Find the number of lines containing the string "JSON" in the data. Answer with the number by itself.
▬▬▬▬▬▬
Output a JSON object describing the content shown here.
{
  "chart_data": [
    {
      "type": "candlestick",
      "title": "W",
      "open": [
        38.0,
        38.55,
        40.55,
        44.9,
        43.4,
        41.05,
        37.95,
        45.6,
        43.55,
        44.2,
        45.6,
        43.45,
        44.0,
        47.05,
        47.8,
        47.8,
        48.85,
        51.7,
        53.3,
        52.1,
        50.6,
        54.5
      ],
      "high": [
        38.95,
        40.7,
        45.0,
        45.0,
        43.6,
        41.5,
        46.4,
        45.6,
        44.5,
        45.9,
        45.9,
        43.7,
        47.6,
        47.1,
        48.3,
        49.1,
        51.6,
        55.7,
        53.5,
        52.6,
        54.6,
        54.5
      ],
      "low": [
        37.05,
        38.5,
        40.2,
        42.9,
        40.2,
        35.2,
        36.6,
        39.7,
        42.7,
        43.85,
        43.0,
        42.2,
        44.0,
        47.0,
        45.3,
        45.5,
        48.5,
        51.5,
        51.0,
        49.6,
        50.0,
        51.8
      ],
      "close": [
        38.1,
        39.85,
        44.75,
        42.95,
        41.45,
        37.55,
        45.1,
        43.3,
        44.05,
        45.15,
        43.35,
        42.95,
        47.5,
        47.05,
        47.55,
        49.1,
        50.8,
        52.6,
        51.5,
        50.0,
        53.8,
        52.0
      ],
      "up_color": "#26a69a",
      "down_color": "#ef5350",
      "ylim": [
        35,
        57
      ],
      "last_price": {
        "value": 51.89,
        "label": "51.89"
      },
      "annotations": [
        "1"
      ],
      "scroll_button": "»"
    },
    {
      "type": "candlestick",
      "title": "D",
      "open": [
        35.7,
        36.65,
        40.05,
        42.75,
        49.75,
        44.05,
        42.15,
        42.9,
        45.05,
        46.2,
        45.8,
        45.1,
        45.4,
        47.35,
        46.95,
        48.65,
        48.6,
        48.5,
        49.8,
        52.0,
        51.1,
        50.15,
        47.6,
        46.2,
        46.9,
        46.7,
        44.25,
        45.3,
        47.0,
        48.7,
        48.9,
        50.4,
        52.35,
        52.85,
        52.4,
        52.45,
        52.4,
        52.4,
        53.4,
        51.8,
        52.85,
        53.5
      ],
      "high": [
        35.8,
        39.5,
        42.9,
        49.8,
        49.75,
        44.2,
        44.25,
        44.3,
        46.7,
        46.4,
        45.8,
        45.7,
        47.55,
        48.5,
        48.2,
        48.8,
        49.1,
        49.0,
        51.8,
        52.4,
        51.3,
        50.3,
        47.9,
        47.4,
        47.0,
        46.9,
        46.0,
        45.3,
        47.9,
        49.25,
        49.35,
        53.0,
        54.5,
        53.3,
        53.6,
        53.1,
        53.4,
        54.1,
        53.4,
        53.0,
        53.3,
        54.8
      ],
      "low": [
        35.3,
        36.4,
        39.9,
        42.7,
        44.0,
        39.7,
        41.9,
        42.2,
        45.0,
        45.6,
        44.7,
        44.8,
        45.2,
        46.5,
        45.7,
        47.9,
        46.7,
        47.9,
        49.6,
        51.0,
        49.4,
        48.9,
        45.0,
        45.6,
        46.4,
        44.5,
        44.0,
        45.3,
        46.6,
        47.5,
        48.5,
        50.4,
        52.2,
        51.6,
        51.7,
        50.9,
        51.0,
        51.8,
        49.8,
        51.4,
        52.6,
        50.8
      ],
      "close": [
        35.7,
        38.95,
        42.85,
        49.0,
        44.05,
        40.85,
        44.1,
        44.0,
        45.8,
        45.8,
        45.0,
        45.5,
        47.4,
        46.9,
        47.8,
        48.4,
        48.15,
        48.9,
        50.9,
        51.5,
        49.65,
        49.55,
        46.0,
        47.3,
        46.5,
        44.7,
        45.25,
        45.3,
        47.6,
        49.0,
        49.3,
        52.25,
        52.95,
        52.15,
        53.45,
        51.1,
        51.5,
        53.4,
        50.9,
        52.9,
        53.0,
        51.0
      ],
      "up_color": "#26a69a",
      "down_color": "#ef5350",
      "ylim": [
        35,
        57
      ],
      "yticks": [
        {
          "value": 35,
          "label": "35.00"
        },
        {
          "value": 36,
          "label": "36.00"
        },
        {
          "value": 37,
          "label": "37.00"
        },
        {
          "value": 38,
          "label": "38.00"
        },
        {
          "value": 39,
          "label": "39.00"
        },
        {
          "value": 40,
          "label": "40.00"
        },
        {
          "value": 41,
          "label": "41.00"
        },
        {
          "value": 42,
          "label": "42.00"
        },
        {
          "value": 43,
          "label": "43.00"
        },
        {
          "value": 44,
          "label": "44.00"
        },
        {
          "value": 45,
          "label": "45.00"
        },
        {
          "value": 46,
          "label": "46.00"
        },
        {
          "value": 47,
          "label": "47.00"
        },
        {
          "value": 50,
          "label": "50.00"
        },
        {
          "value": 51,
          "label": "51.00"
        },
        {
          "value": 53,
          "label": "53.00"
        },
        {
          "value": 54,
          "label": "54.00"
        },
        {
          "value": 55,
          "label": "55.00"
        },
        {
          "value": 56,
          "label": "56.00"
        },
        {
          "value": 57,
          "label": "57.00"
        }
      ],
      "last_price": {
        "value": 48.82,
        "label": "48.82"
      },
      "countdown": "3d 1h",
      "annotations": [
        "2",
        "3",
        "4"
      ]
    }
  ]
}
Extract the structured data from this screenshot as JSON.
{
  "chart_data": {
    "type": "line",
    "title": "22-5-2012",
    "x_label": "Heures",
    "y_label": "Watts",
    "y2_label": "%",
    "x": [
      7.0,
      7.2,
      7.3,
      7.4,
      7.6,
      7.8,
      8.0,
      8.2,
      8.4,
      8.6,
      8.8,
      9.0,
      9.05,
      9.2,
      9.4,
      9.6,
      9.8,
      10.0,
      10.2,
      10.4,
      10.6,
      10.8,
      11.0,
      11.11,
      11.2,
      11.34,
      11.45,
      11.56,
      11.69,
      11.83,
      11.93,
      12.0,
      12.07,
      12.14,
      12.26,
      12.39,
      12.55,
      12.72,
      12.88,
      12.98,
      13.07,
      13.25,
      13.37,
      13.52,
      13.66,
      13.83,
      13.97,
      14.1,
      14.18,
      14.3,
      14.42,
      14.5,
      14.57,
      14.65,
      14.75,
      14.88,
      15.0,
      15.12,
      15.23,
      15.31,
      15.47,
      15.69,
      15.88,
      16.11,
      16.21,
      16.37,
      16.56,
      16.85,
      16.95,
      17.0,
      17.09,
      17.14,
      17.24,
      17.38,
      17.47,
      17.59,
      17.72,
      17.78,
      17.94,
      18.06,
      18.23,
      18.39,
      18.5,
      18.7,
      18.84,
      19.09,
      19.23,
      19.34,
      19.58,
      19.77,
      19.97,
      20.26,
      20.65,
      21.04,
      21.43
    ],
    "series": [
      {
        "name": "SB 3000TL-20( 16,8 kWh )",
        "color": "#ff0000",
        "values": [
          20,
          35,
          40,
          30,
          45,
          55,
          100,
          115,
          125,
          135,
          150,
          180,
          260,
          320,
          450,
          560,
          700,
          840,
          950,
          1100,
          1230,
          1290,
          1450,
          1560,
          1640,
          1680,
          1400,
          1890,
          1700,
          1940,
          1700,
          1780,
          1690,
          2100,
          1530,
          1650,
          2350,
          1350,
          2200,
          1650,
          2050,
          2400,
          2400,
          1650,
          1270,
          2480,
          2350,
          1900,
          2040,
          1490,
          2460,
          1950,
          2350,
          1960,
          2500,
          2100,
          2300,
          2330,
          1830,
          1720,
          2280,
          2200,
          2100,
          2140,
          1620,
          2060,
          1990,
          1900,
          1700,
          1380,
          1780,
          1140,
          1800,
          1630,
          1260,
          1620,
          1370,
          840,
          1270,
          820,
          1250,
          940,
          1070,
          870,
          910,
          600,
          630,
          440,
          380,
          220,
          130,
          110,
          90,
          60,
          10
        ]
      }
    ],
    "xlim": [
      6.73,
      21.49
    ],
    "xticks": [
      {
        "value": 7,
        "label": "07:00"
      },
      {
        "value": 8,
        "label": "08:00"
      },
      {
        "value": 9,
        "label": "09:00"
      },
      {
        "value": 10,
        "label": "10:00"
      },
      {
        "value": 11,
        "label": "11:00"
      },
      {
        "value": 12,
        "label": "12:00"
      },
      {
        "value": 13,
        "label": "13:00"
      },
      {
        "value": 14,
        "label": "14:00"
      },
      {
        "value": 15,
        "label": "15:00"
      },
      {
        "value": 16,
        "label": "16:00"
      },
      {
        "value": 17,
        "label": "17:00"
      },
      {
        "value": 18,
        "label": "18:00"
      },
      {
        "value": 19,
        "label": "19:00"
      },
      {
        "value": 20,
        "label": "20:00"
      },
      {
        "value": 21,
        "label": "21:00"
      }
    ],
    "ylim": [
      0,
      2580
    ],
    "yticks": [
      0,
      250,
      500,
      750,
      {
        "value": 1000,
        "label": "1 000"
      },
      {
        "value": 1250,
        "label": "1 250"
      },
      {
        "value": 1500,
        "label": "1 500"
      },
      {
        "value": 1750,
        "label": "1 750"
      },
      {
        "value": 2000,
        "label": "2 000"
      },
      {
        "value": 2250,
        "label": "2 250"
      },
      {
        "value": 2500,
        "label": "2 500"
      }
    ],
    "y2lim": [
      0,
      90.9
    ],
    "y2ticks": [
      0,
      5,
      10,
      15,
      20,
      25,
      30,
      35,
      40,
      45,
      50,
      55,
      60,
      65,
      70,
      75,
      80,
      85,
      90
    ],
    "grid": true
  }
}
▬▬▬▬▬▬
## FINISHED ANSWER
2